_Task to complete:_
Your task is to repeat all of the material exactly.

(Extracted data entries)
* BEGIN *

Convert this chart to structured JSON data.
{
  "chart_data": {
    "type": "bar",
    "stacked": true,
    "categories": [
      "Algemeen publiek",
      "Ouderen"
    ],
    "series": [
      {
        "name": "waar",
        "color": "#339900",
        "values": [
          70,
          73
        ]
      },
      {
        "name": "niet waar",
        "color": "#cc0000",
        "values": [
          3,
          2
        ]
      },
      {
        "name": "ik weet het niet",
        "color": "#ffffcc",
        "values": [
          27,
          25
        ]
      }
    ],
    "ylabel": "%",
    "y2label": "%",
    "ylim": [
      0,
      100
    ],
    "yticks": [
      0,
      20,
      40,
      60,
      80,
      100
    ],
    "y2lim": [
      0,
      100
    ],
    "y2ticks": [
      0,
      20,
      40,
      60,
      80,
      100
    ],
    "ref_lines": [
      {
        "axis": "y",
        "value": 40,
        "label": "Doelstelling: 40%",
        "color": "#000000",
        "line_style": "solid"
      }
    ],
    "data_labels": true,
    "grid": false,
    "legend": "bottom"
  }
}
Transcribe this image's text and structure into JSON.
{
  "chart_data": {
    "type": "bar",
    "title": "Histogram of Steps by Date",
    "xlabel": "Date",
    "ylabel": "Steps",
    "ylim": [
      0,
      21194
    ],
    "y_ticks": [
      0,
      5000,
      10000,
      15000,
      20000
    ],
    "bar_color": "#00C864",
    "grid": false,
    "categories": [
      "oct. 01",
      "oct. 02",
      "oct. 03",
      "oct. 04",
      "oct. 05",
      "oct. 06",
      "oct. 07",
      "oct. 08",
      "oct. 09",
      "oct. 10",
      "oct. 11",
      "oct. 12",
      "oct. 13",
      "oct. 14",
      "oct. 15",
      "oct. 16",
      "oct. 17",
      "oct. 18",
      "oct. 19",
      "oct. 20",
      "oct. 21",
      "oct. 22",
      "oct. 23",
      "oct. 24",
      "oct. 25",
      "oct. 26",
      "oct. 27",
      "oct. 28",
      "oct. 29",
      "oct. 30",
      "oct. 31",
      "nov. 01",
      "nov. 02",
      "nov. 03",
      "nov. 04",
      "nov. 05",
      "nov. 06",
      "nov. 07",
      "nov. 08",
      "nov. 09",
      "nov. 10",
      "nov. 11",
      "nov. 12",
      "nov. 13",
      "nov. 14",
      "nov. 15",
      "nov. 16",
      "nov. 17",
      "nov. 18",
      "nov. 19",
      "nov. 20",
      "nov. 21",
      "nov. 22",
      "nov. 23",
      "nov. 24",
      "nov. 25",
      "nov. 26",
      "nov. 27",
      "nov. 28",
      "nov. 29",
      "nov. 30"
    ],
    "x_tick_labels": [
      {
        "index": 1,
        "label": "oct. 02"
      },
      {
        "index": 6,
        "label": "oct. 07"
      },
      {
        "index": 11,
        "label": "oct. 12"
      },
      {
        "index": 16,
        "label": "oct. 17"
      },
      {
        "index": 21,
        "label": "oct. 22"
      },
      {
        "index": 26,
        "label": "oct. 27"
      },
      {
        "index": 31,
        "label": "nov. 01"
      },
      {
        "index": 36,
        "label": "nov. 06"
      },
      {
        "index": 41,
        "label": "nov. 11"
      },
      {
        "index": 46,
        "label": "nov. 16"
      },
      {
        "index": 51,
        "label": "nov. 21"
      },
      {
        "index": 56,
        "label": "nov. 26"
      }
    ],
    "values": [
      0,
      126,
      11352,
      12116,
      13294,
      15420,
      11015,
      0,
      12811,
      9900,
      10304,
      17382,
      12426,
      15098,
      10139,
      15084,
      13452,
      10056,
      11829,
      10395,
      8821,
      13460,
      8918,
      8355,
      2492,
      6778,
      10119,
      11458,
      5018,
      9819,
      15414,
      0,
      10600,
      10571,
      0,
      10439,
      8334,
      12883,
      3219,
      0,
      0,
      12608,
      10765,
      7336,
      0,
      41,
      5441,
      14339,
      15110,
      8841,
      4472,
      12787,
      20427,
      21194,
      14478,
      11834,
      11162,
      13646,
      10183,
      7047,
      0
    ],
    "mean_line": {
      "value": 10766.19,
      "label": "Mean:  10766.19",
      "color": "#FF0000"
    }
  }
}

* END *

_Response to the exercise:_
Convert this chart to structured JSON data.
{
  "chart_data": {
    "type": "bar",
    "stacked": true,
    "categories": [
      "Algemeen publiek",
      "Ouderen"
    ],
    "series": [
      {
        "name": "waar",
        "color": "#339900",
        "values": [
          70,
          73
        ]
      },
      {
        "name": "niet waar",
        "color": "#cc0000",
        "values": [
          3,
          2
        ]
      },
      {
        "name": "ik weet het niet",
        "color": "#ffffcc",
        "values": [
          27,
          25
        ]
      }
    ],
    "ylabel": "%",
    "y2label": "%",
    "ylim": [
      0,
      100
    ],
    "yticks": [
      0,
      20,
      40,
      60,
      80,
      100
    ],
    "y2lim": [
      0,
      100
    ],
    "y2ticks": [
      0,
      20,
      40,
      60,
      80,
      100
    ],
    "ref_lines": [
      {
        "axis": "y",
        "value": 40,
        "label": "Doelstelling: 40%",
        "color": "#000000",
        "line_style": "solid"
      }
    ],
    "data_labels": true,
    "grid": false,
    "legend": "bottom"
  }
}
Transcribe this image's text and structure into JSON.
{
  "chart_data": {
    "type": "bar",
    "title": "Histogram of Steps by Date",
    "xlabel": "Date",
    "ylabel": "Steps",
    "ylim": [
      0,
      21194
    ],
    "y_ticks": [
      0,
      5000,
      10000,
      15000,
      20000
    ],
    "bar_color": "#00C864",
    "grid": false,
    "categories": [
      "oct. 01",
      "oct. 02",
      "oct. 03",
      "oct. 04",
      "oct. 05",
      "oct. 06",
      "oct. 07",
      "oct. 08",
      "oct. 09",
      "oct. 10",
      "oct. 11",
      "oct. 12",
      "oct. 13",
      "oct. 14",
      "oct. 15",
      "oct. 16",
      "oct. 17",
      "oct. 18",
      "oct. 19",
      "oct. 20",
      "oct. 21",
      "oct. 22",
      "oct. 23",
      "oct. 24",
      "oct. 25",
      "oct. 26",
      "oct. 27",
      "oct. 28",
      "oct. 29",
      "oct. 30",
      "oct. 31",
      "nov. 01",
      "nov. 02",
      "nov. 03",
      "nov. 04",
      "nov. 05",
      "nov. 06",
      "nov. 07",
      "nov. 08",
      "nov. 09",
      "nov. 10",
      "nov. 11",
      "nov. 12",
      "nov. 13",
      "nov. 14",
      "nov. 15",
      "nov. 16",
      "nov. 17",
      "nov. 18",
      "nov. 19",
      "nov. 20",
      "nov. 21",
      "nov. 22",
      "nov. 23",
      "nov. 24",
      "nov. 25",
      "nov. 26",
      "nov. 27",
      "nov. 28",
      "nov. 29",
      "nov. 30"
    ],
    "x_tick_labels": [
      {
        "index": 1,
        "label": "oct. 02"
      },
      {
        "index": 6,
        "label": "oct. 07"
      },
      {
        "index": 11,
        "label": "oct. 12"
      },
      {
        "index": 16,
        "label": "oct. 17"
      },
      {
        "index": 21,
        "label": "oct. 22"
      },
      {
        "index": 26,
        "label": "oct. 27"
      },
      {
        "index": 31,
        "label": "nov. 01"
      },
      {
        "index": 36,
        "label": "nov. 06"
      },
      {
        "index": 41,
        "label": "nov. 11"
      },
      {
        "index": 46,
        "label": "nov. 16"
      },
      {
        "index": 51,
        "label": "nov. 21"
      },
      {
        "index": 56,
        "label": "nov. 26"
      }
    ],
    "values": [
      0,
      126,
      11352,
      12116,
      13294,
      15420,
      11015,
      0,
      12811,
      9900,
      10304,
      17382,
      12426,
      15098,
      10139,
      15084,
      13452,
      10056,
      11829,
      10395,
      8821,
      13460,
      8918,
      8355,
      2492,
      6778,
      10119,
      11458,
      5018,
      9819,
      15414,
      0,
      10600,
      10571,
      0,
      10439,
      8334,
      12883,
      3219,
      0,
      0,
      12608,
      10765,
      7336,
      0,
      41,
      5441,
      14339,
      15110,
      8841,
      4472,
      12787,
      20427,
      21194,
      14478,
      11834,
      11162,
      13646,
      10183,
      7047,
      0
    ],
    "mean_line": {
      "value": 10766.19,
      "label": "Mean:  10766.19",
      "color": "#FF0000"
    }
  }
}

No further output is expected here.